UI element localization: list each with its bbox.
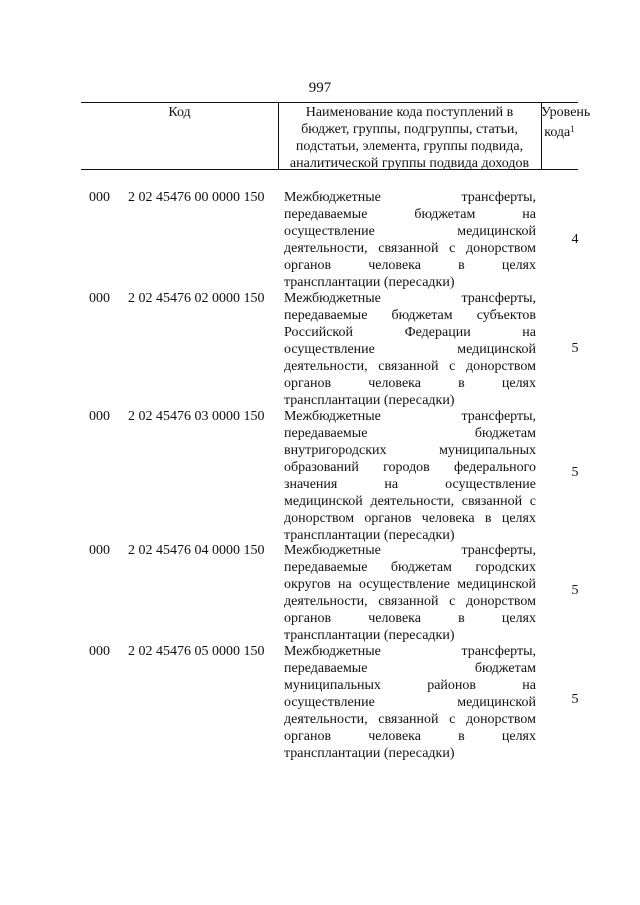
name-line: деятельности, связанной с донорством [284,241,536,256]
name-line: образований городов федерального [284,460,536,475]
code-level: 4 [571,232,579,247]
name-line: трансплантации (пересадки) [284,393,455,408]
name-line: передаваемые бюджетам [284,661,536,676]
name-line: Межбюджетные трансферты, [284,291,536,306]
revenue-code: 2 02 45476 00 0000 150 [128,190,265,205]
name-line: Российской Федерации на [284,325,536,340]
name-line: округов на осуществление медицинской [284,577,536,592]
page-number: 997 [308,80,332,96]
revenue-code: 2 02 45476 04 0000 150 [128,543,265,558]
name-line: Межбюджетные трансферты, [284,543,536,558]
admin-code: 000 [89,409,110,424]
revenue-name [284,189,536,291]
name-line: Межбюджетные трансферты, [284,409,536,424]
name-line: передаваемые бюджетам на [284,207,536,222]
name-line: передаваемые бюджетам субъектов [284,308,536,323]
name-line: осуществление медицинской [284,695,536,710]
name-line: осуществление медицинской [284,342,536,357]
name-line: трансплантации (пересадки) [284,628,455,643]
name-line: трансплантации (пересадки) [284,275,455,290]
header-level-line: Уровень [541,105,591,120]
header-name-line: подстатьи, элемента, группы подвида, [295,139,524,154]
revenue-name [284,542,536,644]
revenue-code: 2 02 45476 02 0000 150 [128,291,265,306]
name-line: трансплантации (пересадки) [284,528,455,543]
revenue-name [284,290,536,409]
revenue-name [284,643,536,762]
header-top-border [81,102,578,103]
header-code: Код [168,105,191,120]
header-level-line [541,121,578,141]
name-line: Межбюджетные трансферты, [284,190,536,205]
name-line: осуществление медицинской [284,224,536,239]
name-line: деятельности, связанной с донорством [284,359,536,374]
name-line: Межбюджетные трансферты, [284,644,536,659]
code-level: 5 [571,465,579,480]
name-line: органов человека в целях [284,376,536,391]
code-level: 5 [571,583,579,598]
header-name-line: аналитической группы подвида доходов [289,156,530,171]
revenue-name [284,408,536,544]
revenue-code: 2 02 45476 05 0000 150 [128,644,265,659]
header-level [541,104,591,141]
code-level: 5 [571,341,579,356]
header-name-line: Наименование кода поступлений в [305,105,514,120]
name-line: муниципальных районов на [284,678,536,693]
name-line: медицинской деятельности, связанной с [284,494,536,509]
header-level-text: кода [544,125,571,140]
admin-code: 000 [89,190,110,205]
name-line: передаваемые бюджетам городских [284,560,536,575]
name-line: трансплантации (пересадки) [284,746,455,761]
admin-code: 000 [89,543,110,558]
admin-code: 000 [89,291,110,306]
name-line: органов человека в целях [284,611,536,626]
admin-code: 000 [89,644,110,659]
name-line: передаваемые бюджетам [284,426,536,441]
header-name [278,104,541,172]
revenue-code: 2 02 45476 03 0000 150 [128,409,265,424]
header-name-line: бюджет, группы, подгруппы, статьи, [301,122,518,137]
name-line: органов человека в целях [284,729,536,744]
name-line: органов человека в целях [284,258,536,273]
name-line: донорством органов человека в целях [284,511,536,526]
code-level: 5 [571,692,579,707]
name-line: деятельности, связанной с донорством [284,712,536,727]
table-header [81,102,591,171]
name-line: деятельности, связанной с донорством [284,594,536,609]
footnote-marker: 1 [570,124,575,134]
name-line: внутригородских муниципальных [284,443,536,458]
name-line: значения на осуществление [284,477,536,492]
====
Task brief: Copy out the items from the line containing "с донорством [284,241,536,256]" through the line containing "name-line: передаваемые бюджетам [284,661,536,676]", inclusive. Replace "федерального" with "краевого" and change nothing else.

Exercise solution:
name-line: деятельности, связанной с донорством [284,241,536,256]
name-line: образований городов краевого [284,460,536,475]
code-level: 4 [571,232,579,247]
name-line: трансплантации (пересадки) [284,393,455,408]
name-line: передаваемые бюджетам [284,661,536,676]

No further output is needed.